READING TEXT:
** START **

Man Ordered to Post Facebook Apologies to Wife to Avoid Jail

By Andrew Chow, Esq. on February 28, 2012 | Last updated on March 21, 2019

An Ohio magistrate gave Mark Byron a difficult choice: Go to jail, or post a long-winded public Facebook apology to his estranged wife -- every day, for the next 30 days.

"It's outlandish," Byron told The Cincinnati Enquirer. "I'm afraid to do anything. People are even fearful that Facebook can be regulated by a judge."

But a judge affirmed the magistrate's ruling, and found the Facebook apology fitting in Byron's case. Byron had blasted his wife in an earlier rant on Facebook, which violated a restraining order, the judge ruled.

Mark Byron, frustrated by divorce and child-custody proceedings, lashed out in a Facebook post in November. The post read in part:

"[I]f you are an evil, vindictive woman who wants to ruin your husband's life and take your son's father away from him completely -- all you need to do is say that you're scared of your husband..."

Byron's post, and comments by his friends, made estranged wife Elizabeth Byron feel "afraid," court documents state, according to the Enquirer. The post violated a restraining order that barred Mark from causing his wife "mental abuse, harassment, [or] annoyance," the court found.

** END **

SUPPLIED INFORMATION:
** START **

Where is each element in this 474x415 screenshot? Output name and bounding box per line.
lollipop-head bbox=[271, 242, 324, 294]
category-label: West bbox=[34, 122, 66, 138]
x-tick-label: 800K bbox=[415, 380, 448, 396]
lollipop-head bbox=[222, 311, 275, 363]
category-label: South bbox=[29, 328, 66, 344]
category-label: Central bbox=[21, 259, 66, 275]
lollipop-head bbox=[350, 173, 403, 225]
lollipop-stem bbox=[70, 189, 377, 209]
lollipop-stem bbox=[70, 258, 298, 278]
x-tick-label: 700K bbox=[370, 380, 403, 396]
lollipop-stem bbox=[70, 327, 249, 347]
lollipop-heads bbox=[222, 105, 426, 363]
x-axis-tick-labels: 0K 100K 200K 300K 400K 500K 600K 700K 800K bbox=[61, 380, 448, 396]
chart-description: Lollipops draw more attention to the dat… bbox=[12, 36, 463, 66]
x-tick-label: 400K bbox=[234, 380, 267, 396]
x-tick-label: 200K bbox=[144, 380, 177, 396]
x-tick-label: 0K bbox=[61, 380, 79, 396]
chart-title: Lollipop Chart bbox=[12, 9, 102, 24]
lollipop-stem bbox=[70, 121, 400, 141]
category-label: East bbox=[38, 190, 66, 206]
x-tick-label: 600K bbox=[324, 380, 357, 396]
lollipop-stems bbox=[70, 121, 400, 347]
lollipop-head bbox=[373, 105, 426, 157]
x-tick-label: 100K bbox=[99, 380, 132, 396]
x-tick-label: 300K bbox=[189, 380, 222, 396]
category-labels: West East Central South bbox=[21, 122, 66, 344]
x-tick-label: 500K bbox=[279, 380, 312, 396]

** END **

PROBLEMS TO WORK ON:
a) Write out the stretch of the Facebook apology article from "By Andrew Chow, Esq." through "the judge ruled.".
b) According to the Facebook apology article, which newspaper did Mark Byron speak to about the ruling?
c) Proceed with the Facebook apology article, starting after its last sentence.
The records are separate material and have no connection to the article on the Facebook apology ruling.

ANSWERS PER TASK:
a)
By Andrew Chow, Esq. on February 28, 2012 | Last updated on March 21, 2019

An Ohio magistrate gave Mark Byron a difficult choice: Go to jail, or post a long-winded public Facebook apology to his estranged wife -- every day, for the next 30 days.

"It's outlandish," Byron told The Cincinnati Enquirer. "I'm afraid to do anything. People are even fearful that Facebook can be regulated by a judge."

But a judge affirmed the magistrate's ruling, and found the Facebook apology fitting in Byron's case. Byron had blasted his wife in an earlier rant on Facebook, which violated a restraining order, the judge ruled.

b) The Cincinnati Enquirer.

c)
Critics say the court-ordered Facebook apology flies in the face of the First Amendment, because it's court-compelled speech. Further, Mark Byron had blocked his wife from viewing his Facebook page -- meaning, she somehow found a work-around to see it.

"She wasn't harassed, because she deliberately sought this out," an attorney with the Electronic Frontier Foundation opined in the Enquirer.

Regardless, Mark Byron is complying with the court's order, and has posted the court-approved Facebook apology every day since the ruling. The five-paragraph apology is more than 200 words long, and can be seen at Mark Byron's Facebook page.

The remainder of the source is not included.